*Problem requirements*
Tally the lines in these records that hold the string "shaded", and reply with the number alone.

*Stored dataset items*
==============================
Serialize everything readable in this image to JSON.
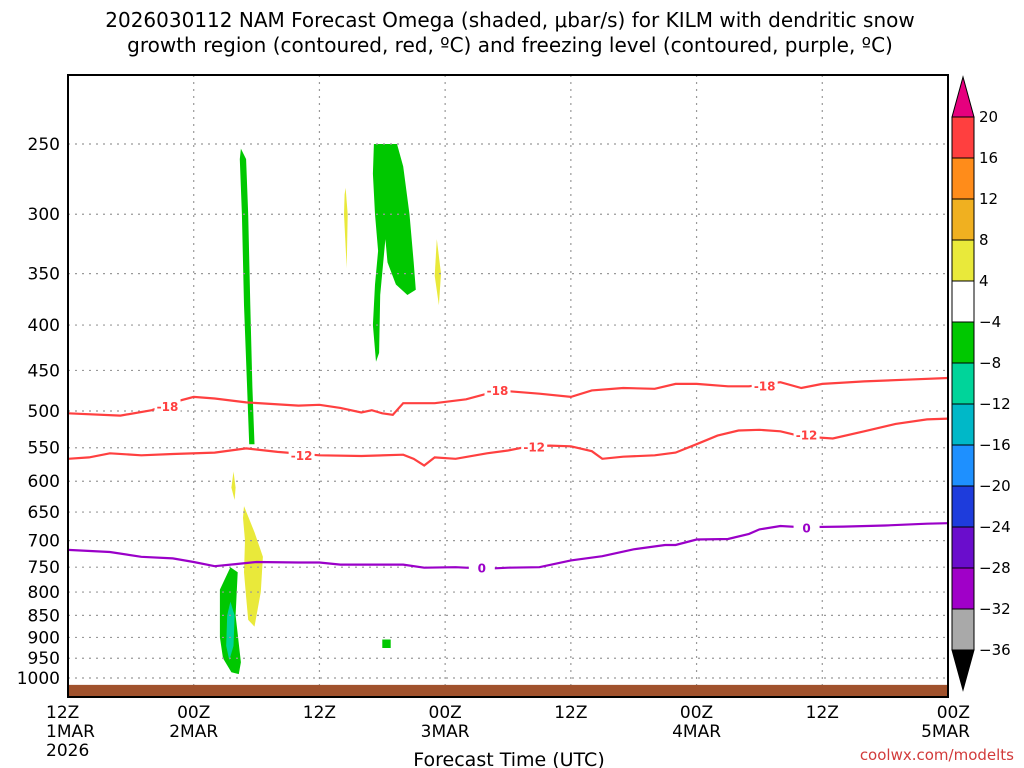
{
  "title_line1": "2026030112 NAM Forecast Omega (shaded, μbar/s) for KILM with dendritic snow",
  "title_line2": "growth region (contoured, red, ºC) and freezing level (contoured, purple, ºC)",
  "credit": "coolwx.com/modelts",
  "chart_data": {
    "type": "time-height contour",
    "xlabel": "Forecast Time (UTC)",
    "ylabel": "",
    "x_ticks": [
      {
        "label": "12Z",
        "sub": "1MAR",
        "sub2": "2026",
        "hour": 0
      },
      {
        "label": "00Z",
        "sub": "2MAR",
        "sub2": "",
        "hour": 12
      },
      {
        "label": "12Z",
        "sub": "",
        "sub2": "",
        "hour": 24
      },
      {
        "label": "00Z",
        "sub": "3MAR",
        "sub2": "",
        "hour": 36
      },
      {
        "label": "12Z",
        "sub": "",
        "sub2": "",
        "hour": 48
      },
      {
        "label": "00Z",
        "sub": "4MAR",
        "sub2": "",
        "hour": 60
      },
      {
        "label": "12Z",
        "sub": "",
        "sub2": "",
        "hour": 72
      },
      {
        "label": "00Z",
        "sub": "5MAR",
        "sub2": "",
        "hour": 84
      }
    ],
    "xlim": [
      0,
      84
    ],
    "y_scale": "log pressure (hPa), inverted",
    "ylim": [
      1040,
      200
    ],
    "y_ticks": [
      250,
      300,
      350,
      400,
      450,
      500,
      550,
      600,
      650,
      700,
      750,
      800,
      850,
      900,
      950,
      1000
    ],
    "grid": true,
    "colorbar": {
      "labels": [
        "20",
        "16",
        "12",
        "8",
        "4",
        "−4",
        "−8",
        "−12",
        "−16",
        "−20",
        "−24",
        "−28",
        "−32",
        "−36"
      ],
      "colors": [
        "#e6007e",
        "#ff3f3f",
        "#ff8c1a",
        "#f0b020",
        "#e9e93a",
        "#ffffff",
        "#00c800",
        "#00d49a",
        "#00b8c8",
        "#1e90ff",
        "#1e3cdc",
        "#6a0dcc",
        "#a000c8",
        "#a9a9a9",
        "#000000"
      ]
    },
    "contours": [
      {
        "name": "-18",
        "color": "#ff4040",
        "label_points": [
          [
            9.5,
            495
          ],
          [
            41,
            475
          ],
          [
            66.5,
            469
          ]
        ],
        "points": [
          [
            0,
            503
          ],
          [
            5,
            506
          ],
          [
            8,
            499
          ],
          [
            10,
            489
          ],
          [
            12,
            482
          ],
          [
            14,
            484
          ],
          [
            17,
            489
          ],
          [
            22,
            493
          ],
          [
            24,
            492
          ],
          [
            26,
            496
          ],
          [
            28,
            502
          ],
          [
            29,
            499
          ],
          [
            30,
            503
          ],
          [
            31,
            505
          ],
          [
            32,
            490
          ],
          [
            35,
            490
          ],
          [
            38,
            485
          ],
          [
            40,
            478
          ],
          [
            42,
            475
          ],
          [
            45,
            478
          ],
          [
            48,
            482
          ],
          [
            50,
            474
          ],
          [
            53,
            471
          ],
          [
            56,
            472
          ],
          [
            58,
            466
          ],
          [
            60,
            466
          ],
          [
            63,
            469
          ],
          [
            65,
            469
          ],
          [
            68,
            464
          ],
          [
            70,
            471
          ],
          [
            72,
            466
          ],
          [
            76,
            463
          ],
          [
            80,
            461
          ],
          [
            84,
            459
          ]
        ]
      },
      {
        "name": "-12",
        "color": "#ff4040",
        "label_points": [
          [
            22.3,
            562
          ],
          [
            44.5,
            550
          ],
          [
            70.5,
            533
          ]
        ],
        "points": [
          [
            0,
            566
          ],
          [
            2,
            564
          ],
          [
            4,
            558
          ],
          [
            7,
            561
          ],
          [
            10,
            559
          ],
          [
            14,
            557
          ],
          [
            17,
            551
          ],
          [
            20,
            556
          ],
          [
            24,
            561
          ],
          [
            28,
            562
          ],
          [
            32,
            560
          ],
          [
            33,
            566
          ],
          [
            34,
            576
          ],
          [
            35,
            564
          ],
          [
            37,
            566
          ],
          [
            40,
            558
          ],
          [
            42,
            554
          ],
          [
            44,
            548
          ],
          [
            46,
            547
          ],
          [
            48,
            548
          ],
          [
            50,
            555
          ],
          [
            51,
            566
          ],
          [
            53,
            563
          ],
          [
            56,
            561
          ],
          [
            58,
            557
          ],
          [
            60,
            545
          ],
          [
            62,
            533
          ],
          [
            64,
            526
          ],
          [
            66,
            525
          ],
          [
            68,
            527
          ],
          [
            70,
            534
          ],
          [
            73,
            537
          ],
          [
            76,
            527
          ],
          [
            79,
            517
          ],
          [
            82,
            511
          ],
          [
            84,
            510
          ]
        ]
      },
      {
        "name": "0",
        "color": "#9a00c8",
        "label_points": [
          [
            39.5,
            753
          ],
          [
            70.5,
            678
          ]
        ],
        "points": [
          [
            0,
            717
          ],
          [
            4,
            721
          ],
          [
            7,
            730
          ],
          [
            10,
            733
          ],
          [
            12,
            740
          ],
          [
            14,
            748
          ],
          [
            16,
            744
          ],
          [
            18,
            740
          ],
          [
            22,
            741
          ],
          [
            24,
            741
          ],
          [
            26,
            745
          ],
          [
            28,
            745
          ],
          [
            32,
            745
          ],
          [
            34,
            751
          ],
          [
            37,
            750
          ],
          [
            40,
            753
          ],
          [
            42,
            751
          ],
          [
            45,
            750
          ],
          [
            48,
            737
          ],
          [
            51,
            729
          ],
          [
            54,
            716
          ],
          [
            57,
            708
          ],
          [
            58,
            708
          ],
          [
            60,
            698
          ],
          [
            63,
            697
          ],
          [
            65,
            688
          ],
          [
            66,
            680
          ],
          [
            68,
            674
          ],
          [
            70,
            676
          ],
          [
            74,
            675
          ],
          [
            78,
            673
          ],
          [
            82,
            670
          ],
          [
            84,
            669
          ]
        ]
      }
    ],
    "shaded": [
      {
        "value": "-4 to -8",
        "color": "#00c800",
        "polygon": [
          [
            16.5,
            253
          ],
          [
            17.0,
            260
          ],
          [
            17.2,
            300
          ],
          [
            17.4,
            380
          ],
          [
            17.6,
            470
          ],
          [
            17.8,
            545
          ],
          [
            17.3,
            545
          ],
          [
            17.1,
            470
          ],
          [
            16.8,
            380
          ],
          [
            16.6,
            300
          ],
          [
            16.4,
            260
          ]
        ]
      },
      {
        "value": "-4 to -8",
        "color": "#00c800",
        "polygon": [
          [
            29.2,
            250
          ],
          [
            31.4,
            250
          ],
          [
            32.0,
            265
          ],
          [
            32.6,
            300
          ],
          [
            33.0,
            340
          ],
          [
            33.2,
            365
          ],
          [
            32.4,
            370
          ],
          [
            31.3,
            360
          ],
          [
            30.5,
            340
          ],
          [
            30.3,
            320
          ],
          [
            29.8,
            370
          ],
          [
            29.7,
            430
          ],
          [
            29.4,
            440
          ],
          [
            29.1,
            400
          ],
          [
            29.3,
            360
          ],
          [
            29.6,
            330
          ],
          [
            29.3,
            300
          ],
          [
            29.1,
            270
          ]
        ]
      },
      {
        "value": "4 to 8",
        "color": "#e9e93a",
        "polygon": [
          [
            26.5,
            280
          ],
          [
            26.7,
            300
          ],
          [
            26.6,
            345
          ],
          [
            26.35,
            300
          ],
          [
            26.4,
            285
          ]
        ]
      },
      {
        "value": "4 to 8",
        "color": "#e9e93a",
        "polygon": [
          [
            35.2,
            320
          ],
          [
            35.6,
            350
          ],
          [
            35.4,
            380
          ],
          [
            35.0,
            352
          ]
        ]
      },
      {
        "value": "4 to 8",
        "color": "#e9e93a",
        "polygon": [
          [
            15.8,
            585
          ],
          [
            16.0,
            610
          ],
          [
            15.9,
            630
          ],
          [
            15.6,
            610
          ]
        ]
      },
      {
        "value": "4 to 8",
        "color": "#e9e93a",
        "polygon": [
          [
            16.8,
            640
          ],
          [
            17.8,
            685
          ],
          [
            18.6,
            730
          ],
          [
            18.4,
            800
          ],
          [
            17.8,
            875
          ],
          [
            17.2,
            860
          ],
          [
            17.0,
            810
          ],
          [
            16.8,
            760
          ],
          [
            16.9,
            700
          ],
          [
            16.7,
            660
          ]
        ]
      },
      {
        "value": "-4 to -8",
        "color": "#00c800",
        "polygon": [
          [
            14.5,
            795
          ],
          [
            15.5,
            750
          ],
          [
            16.2,
            760
          ],
          [
            16.0,
            850
          ],
          [
            16.5,
            960
          ],
          [
            16.3,
            990
          ],
          [
            15.6,
            985
          ],
          [
            14.8,
            950
          ],
          [
            14.5,
            900
          ]
        ]
      },
      {
        "value": "-8 to -12",
        "color": "#00d49a",
        "polygon": [
          [
            15.5,
            820
          ],
          [
            15.9,
            850
          ],
          [
            15.8,
            920
          ],
          [
            15.4,
            955
          ],
          [
            15.1,
            920
          ],
          [
            15.2,
            850
          ]
        ]
      },
      {
        "value": "-4 to -8",
        "color": "#00c800",
        "polygon": [
          [
            30.0,
            905
          ],
          [
            30.8,
            905
          ],
          [
            30.8,
            925
          ],
          [
            30.0,
            925
          ]
        ]
      }
    ],
    "ground": {
      "color": "#a0522d",
      "top_hpa": 1018
    }
  }
}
==============================
*Output for this task*
2